• [Written exercise]:
Transcribe the listing that follows in full, omitting pictures.

>> start Working data

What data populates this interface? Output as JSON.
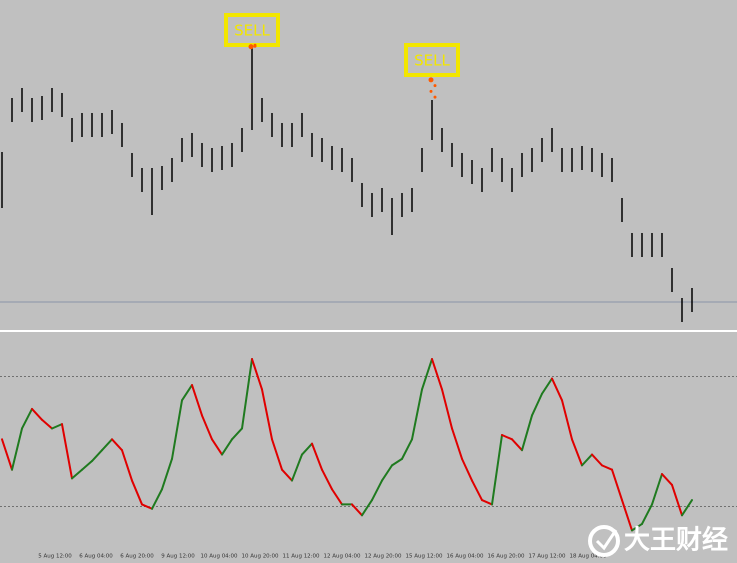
{
  "chart_data": [
    {
      "type": "ohlc",
      "color": "#000000",
      "high": [
        178,
        232,
        242,
        232,
        234,
        242,
        237,
        212,
        217,
        217,
        217,
        220,
        207,
        177,
        162,
        162,
        164,
        172,
        192,
        197,
        187,
        182,
        184,
        187,
        202,
        285,
        232,
        217,
        207,
        207,
        217,
        197,
        192,
        184,
        182,
        172,
        147,
        137,
        142,
        132,
        137,
        142,
        182,
        230,
        202,
        187,
        177,
        170,
        162,
        182,
        172,
        162,
        177,
        182,
        192,
        202,
        182,
        182,
        184,
        182,
        177,
        172,
        132,
        97,
        97,
        97,
        97,
        62,
        32,
        42
      ],
      "low": [
        122,
        208,
        218,
        208,
        210,
        218,
        213,
        188,
        193,
        193,
        193,
        196,
        183,
        153,
        138,
        115,
        140,
        148,
        168,
        173,
        163,
        158,
        160,
        163,
        178,
        200,
        208,
        193,
        183,
        183,
        193,
        173,
        168,
        160,
        158,
        148,
        123,
        113,
        118,
        95,
        113,
        118,
        158,
        190,
        178,
        163,
        153,
        146,
        138,
        158,
        148,
        138,
        153,
        158,
        168,
        178,
        158,
        158,
        160,
        158,
        153,
        148,
        108,
        73,
        73,
        73,
        73,
        38,
        8,
        18
      ],
      "ylim": [
        0,
        330
      ],
      "level": 28,
      "level_color": "#8a93a8",
      "annotations": [
        {
          "text": "SELL",
          "index": 25
        },
        {
          "text": "SELL",
          "index": 43
        }
      ],
      "annotation_color": "#f2e600",
      "signal_color": "#ff5a00"
    },
    {
      "type": "oscillator",
      "values": [
        51,
        37,
        56,
        65,
        60,
        56,
        58,
        33,
        37,
        41,
        46,
        51,
        46,
        32,
        21,
        19,
        28,
        42,
        69,
        76,
        62,
        51,
        44,
        51,
        56,
        88,
        74,
        51,
        37,
        32,
        44,
        49,
        37,
        28,
        21,
        21,
        16,
        23,
        32,
        39,
        42,
        51,
        74,
        88,
        74,
        56,
        42,
        32,
        23,
        21,
        53,
        51,
        46,
        62,
        72,
        79,
        69,
        51,
        39,
        44,
        39,
        37,
        23,
        9,
        12,
        21,
        35,
        30,
        16,
        23
      ],
      "ylim": [
        0,
        100
      ],
      "levels": [
        80,
        20
      ],
      "up_color": "#1f7a1f",
      "down_color": "#e00000",
      "xlabels": [
        "5 Aug 12:00",
        "6 Aug 04:00",
        "6 Aug 20:00",
        "9 Aug 12:00",
        "10 Aug 04:00",
        "10 Aug 20:00",
        "11 Aug 12:00",
        "12 Aug 04:00",
        "12 Aug 20:00",
        "15 Aug 12:00",
        "16 Aug 04:00",
        "16 Aug 20:00",
        "17 Aug 12:00",
        "18 Aug 04:00"
      ],
      "watermark": "大王财经"
    }
  ]
}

>> end Working data

• [Finished answer]:
What data populates this interface? Output as JSON.
{
  "chart_data": [
    {
      "type": "ohlc",
      "color": "#000000",
      "high": [
        178,
        232,
        242,
        232,
        234,
        242,
        237,
        212,
        217,
        217,
        217,
        220,
        207,
        177,
        162,
        162,
        164,
        172,
        192,
        197,
        187,
        182,
        184,
        187,
        202,
        285,
        232,
        217,
        207,
        207,
        217,
        197,
        192,
        184,
        182,
        172,
        147,
        137,
        142,
        132,
        137,
        142,
        182,
        230,
        202,
        187,
        177,
        170,
        162,
        182,
        172,
        162,
        177,
        182,
        192,
        202,
        182,
        182,
        184,
        182,
        177,
        172,
        132,
        97,
        97,
        97,
        97,
        62,
        32,
        42
      ],
      "low": [
        122,
        208,
        218,
        208,
        210,
        218,
        213,
        188,
        193,
        193,
        193,
        196,
        183,
        153,
        138,
        115,
        140,
        148,
        168,
        173,
        163,
        158,
        160,
        163,
        178,
        200,
        208,
        193,
        183,
        183,
        193,
        173,
        168,
        160,
        158,
        148,
        123,
        113,
        118,
        95,
        113,
        118,
        158,
        190,
        178,
        163,
        153,
        146,
        138,
        158,
        148,
        138,
        153,
        158,
        168,
        178,
        158,
        158,
        160,
        158,
        153,
        148,
        108,
        73,
        73,
        73,
        73,
        38,
        8,
        18
      ],
      "ylim": [
        0,
        330
      ],
      "level": 28,
      "level_color": "#8a93a8",
      "annotations": [
        {
          "text": "SELL",
          "index": 25
        },
        {
          "text": "SELL",
          "index": 43
        }
      ],
      "annotation_color": "#f2e600",
      "signal_color": "#ff5a00"
    },
    {
      "type": "oscillator",
      "values": [
        51,
        37,
        56,
        65,
        60,
        56,
        58,
        33,
        37,
        41,
        46,
        51,
        46,
        32,
        21,
        19,
        28,
        42,
        69,
        76,
        62,
        51,
        44,
        51,
        56,
        88,
        74,
        51,
        37,
        32,
        44,
        49,
        37,
        28,
        21,
        21,
        16,
        23,
        32,
        39,
        42,
        51,
        74,
        88,
        74,
        56,
        42,
        32,
        23,
        21,
        53,
        51,
        46,
        62,
        72,
        79,
        69,
        51,
        39,
        44,
        39,
        37,
        23,
        9,
        12,
        21,
        35,
        30,
        16,
        23
      ],
      "ylim": [
        0,
        100
      ],
      "levels": [
        80,
        20
      ],
      "up_color": "#1f7a1f",
      "down_color": "#e00000",
      "xlabels": [
        "5 Aug 12:00",
        "6 Aug 04:00",
        "6 Aug 20:00",
        "9 Aug 12:00",
        "10 Aug 04:00",
        "10 Aug 20:00",
        "11 Aug 12:00",
        "12 Aug 04:00",
        "12 Aug 20:00",
        "15 Aug 12:00",
        "16 Aug 04:00",
        "16 Aug 20:00",
        "17 Aug 12:00",
        "18 Aug 04:00"
      ],
      "watermark": "大王财经"
    }
  ]
}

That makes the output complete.